(Saved entries)
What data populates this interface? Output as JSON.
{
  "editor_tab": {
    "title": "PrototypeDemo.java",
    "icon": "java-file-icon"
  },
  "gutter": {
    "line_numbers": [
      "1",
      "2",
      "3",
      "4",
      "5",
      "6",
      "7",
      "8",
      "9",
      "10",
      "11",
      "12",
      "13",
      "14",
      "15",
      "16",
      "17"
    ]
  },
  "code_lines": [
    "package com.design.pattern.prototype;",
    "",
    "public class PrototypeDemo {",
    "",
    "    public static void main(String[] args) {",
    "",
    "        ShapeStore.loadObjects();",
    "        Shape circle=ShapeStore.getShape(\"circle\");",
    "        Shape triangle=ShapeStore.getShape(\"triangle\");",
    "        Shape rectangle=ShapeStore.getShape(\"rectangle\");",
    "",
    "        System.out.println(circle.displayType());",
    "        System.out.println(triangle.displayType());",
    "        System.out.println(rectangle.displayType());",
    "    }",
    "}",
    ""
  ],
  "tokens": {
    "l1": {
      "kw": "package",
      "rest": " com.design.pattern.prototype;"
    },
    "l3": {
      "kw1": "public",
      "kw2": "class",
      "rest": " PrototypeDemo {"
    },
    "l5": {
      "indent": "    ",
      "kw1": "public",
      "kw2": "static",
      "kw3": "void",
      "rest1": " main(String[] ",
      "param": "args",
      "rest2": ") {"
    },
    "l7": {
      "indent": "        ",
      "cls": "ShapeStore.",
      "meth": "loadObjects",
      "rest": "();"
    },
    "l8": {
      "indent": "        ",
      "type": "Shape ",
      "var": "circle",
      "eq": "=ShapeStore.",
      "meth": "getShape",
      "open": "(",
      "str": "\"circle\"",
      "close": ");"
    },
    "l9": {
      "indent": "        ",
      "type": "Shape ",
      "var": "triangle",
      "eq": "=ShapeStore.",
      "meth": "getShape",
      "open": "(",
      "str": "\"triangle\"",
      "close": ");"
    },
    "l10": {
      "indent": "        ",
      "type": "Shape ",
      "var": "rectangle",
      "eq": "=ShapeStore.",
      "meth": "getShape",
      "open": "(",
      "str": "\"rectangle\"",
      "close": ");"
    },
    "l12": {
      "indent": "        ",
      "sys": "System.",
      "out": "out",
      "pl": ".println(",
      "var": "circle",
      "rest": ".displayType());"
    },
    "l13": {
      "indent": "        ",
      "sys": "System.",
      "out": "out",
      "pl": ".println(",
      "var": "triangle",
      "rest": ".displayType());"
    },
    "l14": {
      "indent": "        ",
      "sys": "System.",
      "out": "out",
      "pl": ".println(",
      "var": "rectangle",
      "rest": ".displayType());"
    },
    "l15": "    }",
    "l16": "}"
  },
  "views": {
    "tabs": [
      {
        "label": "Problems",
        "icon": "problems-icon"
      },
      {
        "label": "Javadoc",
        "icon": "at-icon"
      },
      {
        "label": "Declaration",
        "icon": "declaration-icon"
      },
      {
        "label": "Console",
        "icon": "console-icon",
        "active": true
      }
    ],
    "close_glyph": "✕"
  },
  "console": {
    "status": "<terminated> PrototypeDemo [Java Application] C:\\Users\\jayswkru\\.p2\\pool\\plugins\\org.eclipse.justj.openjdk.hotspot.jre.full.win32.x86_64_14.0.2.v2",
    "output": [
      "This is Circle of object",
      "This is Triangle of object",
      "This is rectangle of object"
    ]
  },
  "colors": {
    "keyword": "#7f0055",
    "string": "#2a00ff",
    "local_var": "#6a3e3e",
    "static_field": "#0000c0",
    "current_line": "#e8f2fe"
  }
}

◆ Task to carry out
Go through the lines above. Select every one that has the string "rectangle".

◆ Completed task
    "        Shape rectangle=ShapeStore.getShape(\"rectangle\");",
    "        System.out.println(rectangle.displayType());",
      "var": "rectangle",
      "str": "\"rectangle\"",
      "var": "rectangle",
      "This is rectangle of object"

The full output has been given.